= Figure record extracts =

— Start —

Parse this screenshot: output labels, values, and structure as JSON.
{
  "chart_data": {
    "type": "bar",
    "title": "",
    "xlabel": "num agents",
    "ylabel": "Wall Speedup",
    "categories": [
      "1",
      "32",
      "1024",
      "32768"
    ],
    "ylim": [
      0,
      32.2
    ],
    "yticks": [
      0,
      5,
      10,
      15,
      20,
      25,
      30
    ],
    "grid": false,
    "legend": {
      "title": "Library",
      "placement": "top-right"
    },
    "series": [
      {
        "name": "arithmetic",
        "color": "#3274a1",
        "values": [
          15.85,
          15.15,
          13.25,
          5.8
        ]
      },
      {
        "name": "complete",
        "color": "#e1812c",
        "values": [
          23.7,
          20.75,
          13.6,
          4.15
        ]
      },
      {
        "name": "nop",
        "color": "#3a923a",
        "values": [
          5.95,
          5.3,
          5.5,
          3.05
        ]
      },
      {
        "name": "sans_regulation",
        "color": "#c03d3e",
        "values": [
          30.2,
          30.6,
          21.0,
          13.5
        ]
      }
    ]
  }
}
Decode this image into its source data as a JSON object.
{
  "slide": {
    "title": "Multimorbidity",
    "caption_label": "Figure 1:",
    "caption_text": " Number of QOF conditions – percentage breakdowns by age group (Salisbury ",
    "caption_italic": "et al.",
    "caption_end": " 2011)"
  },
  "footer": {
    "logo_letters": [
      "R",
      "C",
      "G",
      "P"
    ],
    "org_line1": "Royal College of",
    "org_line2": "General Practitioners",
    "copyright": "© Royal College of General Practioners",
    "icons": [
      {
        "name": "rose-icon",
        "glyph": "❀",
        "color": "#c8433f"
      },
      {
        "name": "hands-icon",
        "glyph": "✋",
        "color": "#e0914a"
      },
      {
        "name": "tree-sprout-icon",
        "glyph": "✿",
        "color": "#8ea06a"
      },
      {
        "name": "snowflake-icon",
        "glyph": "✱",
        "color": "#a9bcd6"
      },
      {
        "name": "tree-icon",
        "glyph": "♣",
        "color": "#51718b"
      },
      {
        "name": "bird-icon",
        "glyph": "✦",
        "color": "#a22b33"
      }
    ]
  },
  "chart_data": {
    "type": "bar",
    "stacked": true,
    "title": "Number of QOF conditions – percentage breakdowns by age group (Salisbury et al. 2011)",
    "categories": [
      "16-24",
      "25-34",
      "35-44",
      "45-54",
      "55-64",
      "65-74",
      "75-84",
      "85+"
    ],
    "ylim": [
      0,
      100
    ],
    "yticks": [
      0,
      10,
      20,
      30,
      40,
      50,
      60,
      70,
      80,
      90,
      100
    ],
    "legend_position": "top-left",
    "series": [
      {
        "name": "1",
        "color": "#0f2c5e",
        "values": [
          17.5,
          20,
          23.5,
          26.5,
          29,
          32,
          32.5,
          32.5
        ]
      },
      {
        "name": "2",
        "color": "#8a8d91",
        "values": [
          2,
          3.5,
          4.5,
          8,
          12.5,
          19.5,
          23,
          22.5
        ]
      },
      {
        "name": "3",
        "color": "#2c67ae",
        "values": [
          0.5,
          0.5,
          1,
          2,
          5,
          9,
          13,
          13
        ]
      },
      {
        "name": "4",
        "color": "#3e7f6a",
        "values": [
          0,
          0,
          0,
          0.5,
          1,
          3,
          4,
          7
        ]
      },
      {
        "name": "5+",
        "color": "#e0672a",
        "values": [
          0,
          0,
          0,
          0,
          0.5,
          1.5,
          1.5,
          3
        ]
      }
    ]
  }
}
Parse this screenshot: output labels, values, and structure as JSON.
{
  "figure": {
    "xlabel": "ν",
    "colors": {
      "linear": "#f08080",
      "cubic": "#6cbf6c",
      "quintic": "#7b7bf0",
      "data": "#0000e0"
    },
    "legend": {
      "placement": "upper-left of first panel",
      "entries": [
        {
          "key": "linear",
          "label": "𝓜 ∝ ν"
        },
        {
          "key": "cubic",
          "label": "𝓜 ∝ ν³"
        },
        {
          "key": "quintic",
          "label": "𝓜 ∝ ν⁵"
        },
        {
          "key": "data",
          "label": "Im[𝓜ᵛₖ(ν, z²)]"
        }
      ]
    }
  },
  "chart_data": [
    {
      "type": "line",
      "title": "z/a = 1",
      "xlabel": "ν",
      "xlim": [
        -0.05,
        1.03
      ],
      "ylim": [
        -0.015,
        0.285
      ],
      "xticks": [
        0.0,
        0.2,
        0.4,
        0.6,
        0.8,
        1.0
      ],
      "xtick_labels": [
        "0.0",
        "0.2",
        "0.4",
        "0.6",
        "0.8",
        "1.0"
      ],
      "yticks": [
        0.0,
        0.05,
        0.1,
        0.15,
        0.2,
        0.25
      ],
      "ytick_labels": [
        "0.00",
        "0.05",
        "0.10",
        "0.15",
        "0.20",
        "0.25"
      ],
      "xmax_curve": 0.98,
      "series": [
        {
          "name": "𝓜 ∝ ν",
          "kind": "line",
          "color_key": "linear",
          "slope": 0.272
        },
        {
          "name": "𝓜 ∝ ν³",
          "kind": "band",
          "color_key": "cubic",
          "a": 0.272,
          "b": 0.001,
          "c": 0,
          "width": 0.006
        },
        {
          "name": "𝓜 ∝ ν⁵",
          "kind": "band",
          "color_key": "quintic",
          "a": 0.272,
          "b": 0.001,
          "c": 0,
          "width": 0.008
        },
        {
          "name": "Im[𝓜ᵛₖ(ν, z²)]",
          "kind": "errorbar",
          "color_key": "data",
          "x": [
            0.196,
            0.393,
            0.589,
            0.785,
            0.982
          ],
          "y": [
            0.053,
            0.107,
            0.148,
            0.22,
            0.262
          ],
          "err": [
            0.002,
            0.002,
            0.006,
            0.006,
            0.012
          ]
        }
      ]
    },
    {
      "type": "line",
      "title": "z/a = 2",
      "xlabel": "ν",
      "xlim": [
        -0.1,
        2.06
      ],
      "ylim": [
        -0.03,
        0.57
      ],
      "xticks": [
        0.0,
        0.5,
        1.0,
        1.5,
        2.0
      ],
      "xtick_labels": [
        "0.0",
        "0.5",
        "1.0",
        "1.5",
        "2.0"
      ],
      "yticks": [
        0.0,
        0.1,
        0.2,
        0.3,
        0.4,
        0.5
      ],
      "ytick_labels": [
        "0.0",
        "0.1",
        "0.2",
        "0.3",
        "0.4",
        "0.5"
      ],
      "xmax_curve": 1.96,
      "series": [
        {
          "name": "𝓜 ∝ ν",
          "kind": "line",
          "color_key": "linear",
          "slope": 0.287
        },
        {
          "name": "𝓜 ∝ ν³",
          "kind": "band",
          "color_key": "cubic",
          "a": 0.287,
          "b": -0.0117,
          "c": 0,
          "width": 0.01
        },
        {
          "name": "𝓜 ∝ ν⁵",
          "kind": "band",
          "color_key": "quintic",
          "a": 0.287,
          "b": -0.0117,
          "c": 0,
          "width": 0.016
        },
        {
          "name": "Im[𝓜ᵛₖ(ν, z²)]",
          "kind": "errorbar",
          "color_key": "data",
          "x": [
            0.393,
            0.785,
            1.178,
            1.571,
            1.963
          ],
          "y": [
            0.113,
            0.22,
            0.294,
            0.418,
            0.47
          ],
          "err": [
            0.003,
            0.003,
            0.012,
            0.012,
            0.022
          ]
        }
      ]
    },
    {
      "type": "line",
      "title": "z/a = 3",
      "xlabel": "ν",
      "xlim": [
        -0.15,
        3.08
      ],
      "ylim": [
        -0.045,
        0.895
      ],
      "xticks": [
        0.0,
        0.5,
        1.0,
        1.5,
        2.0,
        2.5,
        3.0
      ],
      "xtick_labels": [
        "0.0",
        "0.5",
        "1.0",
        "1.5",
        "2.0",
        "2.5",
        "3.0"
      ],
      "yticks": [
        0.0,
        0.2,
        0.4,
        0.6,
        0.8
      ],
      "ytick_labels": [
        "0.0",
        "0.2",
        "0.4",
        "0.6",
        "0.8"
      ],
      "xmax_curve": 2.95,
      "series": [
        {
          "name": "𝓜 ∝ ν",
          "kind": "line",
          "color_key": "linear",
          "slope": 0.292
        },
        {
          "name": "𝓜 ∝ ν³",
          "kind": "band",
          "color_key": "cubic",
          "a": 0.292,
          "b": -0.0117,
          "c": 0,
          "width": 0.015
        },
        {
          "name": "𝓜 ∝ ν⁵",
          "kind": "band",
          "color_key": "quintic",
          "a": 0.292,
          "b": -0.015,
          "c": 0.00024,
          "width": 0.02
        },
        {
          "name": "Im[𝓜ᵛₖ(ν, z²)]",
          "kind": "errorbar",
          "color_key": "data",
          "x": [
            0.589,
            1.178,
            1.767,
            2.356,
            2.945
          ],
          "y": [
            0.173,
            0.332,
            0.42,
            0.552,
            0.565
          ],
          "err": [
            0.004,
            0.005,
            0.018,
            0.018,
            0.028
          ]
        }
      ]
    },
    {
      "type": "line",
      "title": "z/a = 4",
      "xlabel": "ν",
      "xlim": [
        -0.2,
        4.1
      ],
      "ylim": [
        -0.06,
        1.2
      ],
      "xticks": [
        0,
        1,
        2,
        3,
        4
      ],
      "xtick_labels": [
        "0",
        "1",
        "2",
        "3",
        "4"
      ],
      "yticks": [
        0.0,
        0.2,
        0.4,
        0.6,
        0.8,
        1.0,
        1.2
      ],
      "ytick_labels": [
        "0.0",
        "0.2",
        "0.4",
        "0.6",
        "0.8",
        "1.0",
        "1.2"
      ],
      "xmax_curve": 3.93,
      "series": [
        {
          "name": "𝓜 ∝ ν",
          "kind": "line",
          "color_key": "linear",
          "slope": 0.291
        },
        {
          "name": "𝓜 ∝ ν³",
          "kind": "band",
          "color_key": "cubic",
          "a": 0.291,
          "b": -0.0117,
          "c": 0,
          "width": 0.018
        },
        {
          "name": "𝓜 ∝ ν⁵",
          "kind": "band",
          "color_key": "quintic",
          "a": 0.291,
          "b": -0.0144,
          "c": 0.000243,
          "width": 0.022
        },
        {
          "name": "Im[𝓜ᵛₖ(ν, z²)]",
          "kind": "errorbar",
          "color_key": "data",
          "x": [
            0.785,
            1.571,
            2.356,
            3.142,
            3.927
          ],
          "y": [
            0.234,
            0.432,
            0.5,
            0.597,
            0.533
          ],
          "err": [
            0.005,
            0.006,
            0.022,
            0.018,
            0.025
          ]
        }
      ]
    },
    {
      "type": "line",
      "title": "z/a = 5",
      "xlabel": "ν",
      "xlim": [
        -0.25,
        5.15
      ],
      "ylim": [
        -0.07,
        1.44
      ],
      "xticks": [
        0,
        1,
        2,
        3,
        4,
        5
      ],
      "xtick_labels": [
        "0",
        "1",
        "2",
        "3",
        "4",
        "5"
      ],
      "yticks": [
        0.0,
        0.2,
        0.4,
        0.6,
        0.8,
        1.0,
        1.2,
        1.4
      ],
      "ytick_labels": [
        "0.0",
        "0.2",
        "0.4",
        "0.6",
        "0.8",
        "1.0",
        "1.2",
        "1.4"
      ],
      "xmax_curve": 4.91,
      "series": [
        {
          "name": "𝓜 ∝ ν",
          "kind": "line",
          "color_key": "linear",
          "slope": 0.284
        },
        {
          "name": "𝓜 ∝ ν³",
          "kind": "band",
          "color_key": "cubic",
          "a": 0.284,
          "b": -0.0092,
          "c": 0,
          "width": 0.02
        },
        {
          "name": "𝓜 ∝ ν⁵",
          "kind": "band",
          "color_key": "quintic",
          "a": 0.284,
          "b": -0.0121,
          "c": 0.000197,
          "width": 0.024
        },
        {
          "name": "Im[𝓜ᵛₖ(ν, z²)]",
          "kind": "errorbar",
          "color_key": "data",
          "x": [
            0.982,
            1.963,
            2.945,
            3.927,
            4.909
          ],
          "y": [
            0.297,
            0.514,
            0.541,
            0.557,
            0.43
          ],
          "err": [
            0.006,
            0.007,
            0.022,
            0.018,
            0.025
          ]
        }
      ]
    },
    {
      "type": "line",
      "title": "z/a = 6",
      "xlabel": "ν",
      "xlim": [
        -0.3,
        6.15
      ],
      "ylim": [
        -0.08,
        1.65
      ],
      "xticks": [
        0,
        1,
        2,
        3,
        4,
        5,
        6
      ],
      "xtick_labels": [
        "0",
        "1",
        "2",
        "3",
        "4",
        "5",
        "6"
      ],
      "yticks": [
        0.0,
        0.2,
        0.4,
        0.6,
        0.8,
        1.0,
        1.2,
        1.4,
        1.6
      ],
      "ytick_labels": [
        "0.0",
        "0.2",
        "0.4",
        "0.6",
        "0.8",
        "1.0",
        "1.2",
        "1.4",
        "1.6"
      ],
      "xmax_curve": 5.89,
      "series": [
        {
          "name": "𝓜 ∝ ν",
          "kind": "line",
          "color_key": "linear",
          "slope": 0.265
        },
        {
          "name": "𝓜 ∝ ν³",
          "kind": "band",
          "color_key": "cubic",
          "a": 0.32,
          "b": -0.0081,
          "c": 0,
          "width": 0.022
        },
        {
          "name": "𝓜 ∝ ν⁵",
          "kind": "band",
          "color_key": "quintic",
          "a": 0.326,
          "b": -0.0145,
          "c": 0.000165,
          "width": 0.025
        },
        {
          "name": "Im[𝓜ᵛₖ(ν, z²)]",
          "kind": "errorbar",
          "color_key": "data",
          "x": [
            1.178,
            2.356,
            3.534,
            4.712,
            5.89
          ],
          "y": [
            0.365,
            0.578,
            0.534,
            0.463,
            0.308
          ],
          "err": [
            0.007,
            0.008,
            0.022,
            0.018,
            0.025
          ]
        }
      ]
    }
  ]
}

— End —

= WHAT IS EXPECTED =
Your answer should be one number: the count of lines in the data above that include the word "percentage".

= OUTPUT FOR THIS EXERCISE =
2